[Dataset entries]
.....
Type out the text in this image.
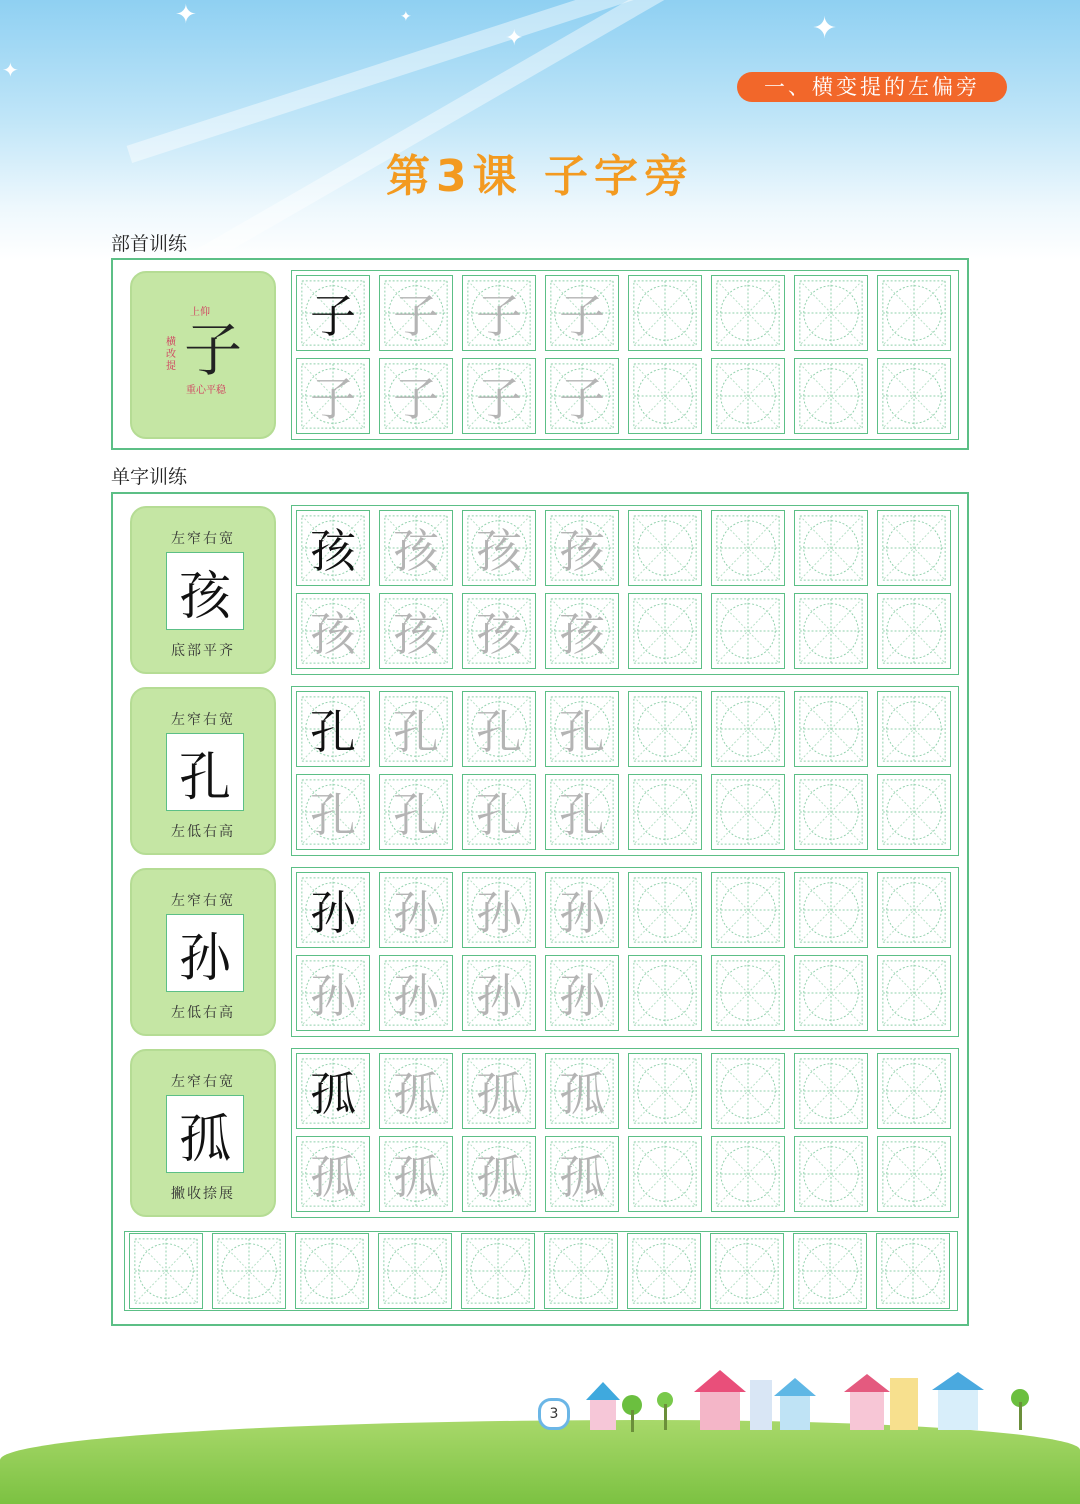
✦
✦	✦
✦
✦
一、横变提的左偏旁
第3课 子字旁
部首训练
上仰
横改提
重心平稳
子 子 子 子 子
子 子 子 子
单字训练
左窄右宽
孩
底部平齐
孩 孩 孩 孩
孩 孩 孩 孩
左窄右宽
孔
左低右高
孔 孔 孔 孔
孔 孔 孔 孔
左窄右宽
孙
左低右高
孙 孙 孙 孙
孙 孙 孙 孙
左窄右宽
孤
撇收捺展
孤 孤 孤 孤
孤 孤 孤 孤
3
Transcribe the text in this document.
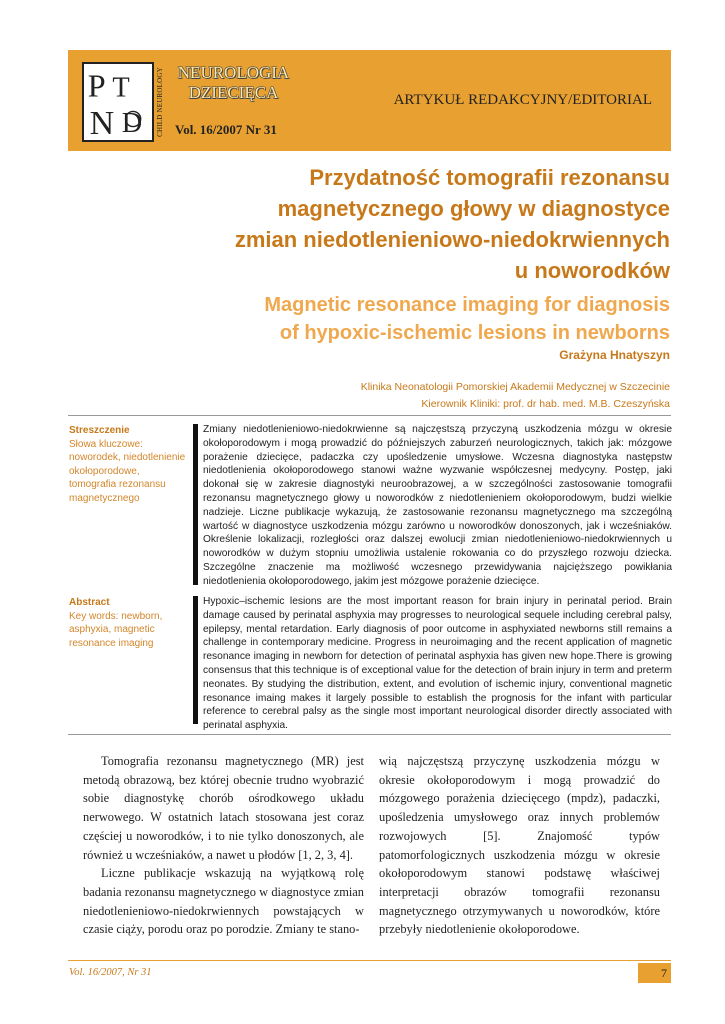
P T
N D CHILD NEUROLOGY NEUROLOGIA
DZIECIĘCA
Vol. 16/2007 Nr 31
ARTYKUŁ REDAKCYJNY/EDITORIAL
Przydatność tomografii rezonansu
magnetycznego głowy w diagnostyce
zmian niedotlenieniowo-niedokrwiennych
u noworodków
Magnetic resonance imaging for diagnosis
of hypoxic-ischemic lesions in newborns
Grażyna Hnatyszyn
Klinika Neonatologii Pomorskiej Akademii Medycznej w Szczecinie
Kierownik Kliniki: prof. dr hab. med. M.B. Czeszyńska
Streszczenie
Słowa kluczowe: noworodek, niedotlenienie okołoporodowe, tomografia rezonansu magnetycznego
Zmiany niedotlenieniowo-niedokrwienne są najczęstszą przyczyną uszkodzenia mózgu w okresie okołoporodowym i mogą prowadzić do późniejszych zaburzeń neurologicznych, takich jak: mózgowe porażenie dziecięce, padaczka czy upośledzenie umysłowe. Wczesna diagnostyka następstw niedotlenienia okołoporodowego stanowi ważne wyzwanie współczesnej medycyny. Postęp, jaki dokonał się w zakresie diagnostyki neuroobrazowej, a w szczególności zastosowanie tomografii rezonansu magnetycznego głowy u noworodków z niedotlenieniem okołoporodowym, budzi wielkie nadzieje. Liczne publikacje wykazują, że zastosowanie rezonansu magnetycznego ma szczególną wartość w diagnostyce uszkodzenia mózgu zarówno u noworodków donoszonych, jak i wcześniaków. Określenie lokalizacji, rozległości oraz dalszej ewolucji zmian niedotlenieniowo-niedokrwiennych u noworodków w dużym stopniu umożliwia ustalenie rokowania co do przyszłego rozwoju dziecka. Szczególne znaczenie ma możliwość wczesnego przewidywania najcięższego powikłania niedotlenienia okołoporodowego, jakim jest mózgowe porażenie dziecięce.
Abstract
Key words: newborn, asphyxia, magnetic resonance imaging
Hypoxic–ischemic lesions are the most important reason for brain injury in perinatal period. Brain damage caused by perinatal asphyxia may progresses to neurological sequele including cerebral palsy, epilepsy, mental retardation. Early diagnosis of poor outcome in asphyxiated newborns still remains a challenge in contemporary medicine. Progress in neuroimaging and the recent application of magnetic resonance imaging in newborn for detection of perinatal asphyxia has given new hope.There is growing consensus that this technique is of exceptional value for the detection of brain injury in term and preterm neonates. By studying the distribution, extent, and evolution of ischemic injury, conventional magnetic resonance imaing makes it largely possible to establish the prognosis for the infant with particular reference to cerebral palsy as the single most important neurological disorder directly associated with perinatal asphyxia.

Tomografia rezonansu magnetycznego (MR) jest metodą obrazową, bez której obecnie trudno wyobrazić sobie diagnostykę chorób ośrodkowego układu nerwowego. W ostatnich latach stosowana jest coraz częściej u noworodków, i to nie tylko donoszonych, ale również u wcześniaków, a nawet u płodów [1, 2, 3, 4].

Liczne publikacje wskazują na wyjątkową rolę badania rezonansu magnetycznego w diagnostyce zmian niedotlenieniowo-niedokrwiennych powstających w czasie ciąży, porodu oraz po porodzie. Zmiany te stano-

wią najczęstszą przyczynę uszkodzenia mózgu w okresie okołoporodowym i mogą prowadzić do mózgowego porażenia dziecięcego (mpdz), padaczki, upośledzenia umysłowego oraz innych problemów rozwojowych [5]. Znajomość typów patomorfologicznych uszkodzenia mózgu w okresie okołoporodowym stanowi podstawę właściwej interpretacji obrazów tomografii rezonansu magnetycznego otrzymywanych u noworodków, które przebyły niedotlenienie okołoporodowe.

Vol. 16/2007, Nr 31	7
.....
Say how many lines of the data include the word "text". Nothing other than the number should be given.

COMPLETED TASK:
2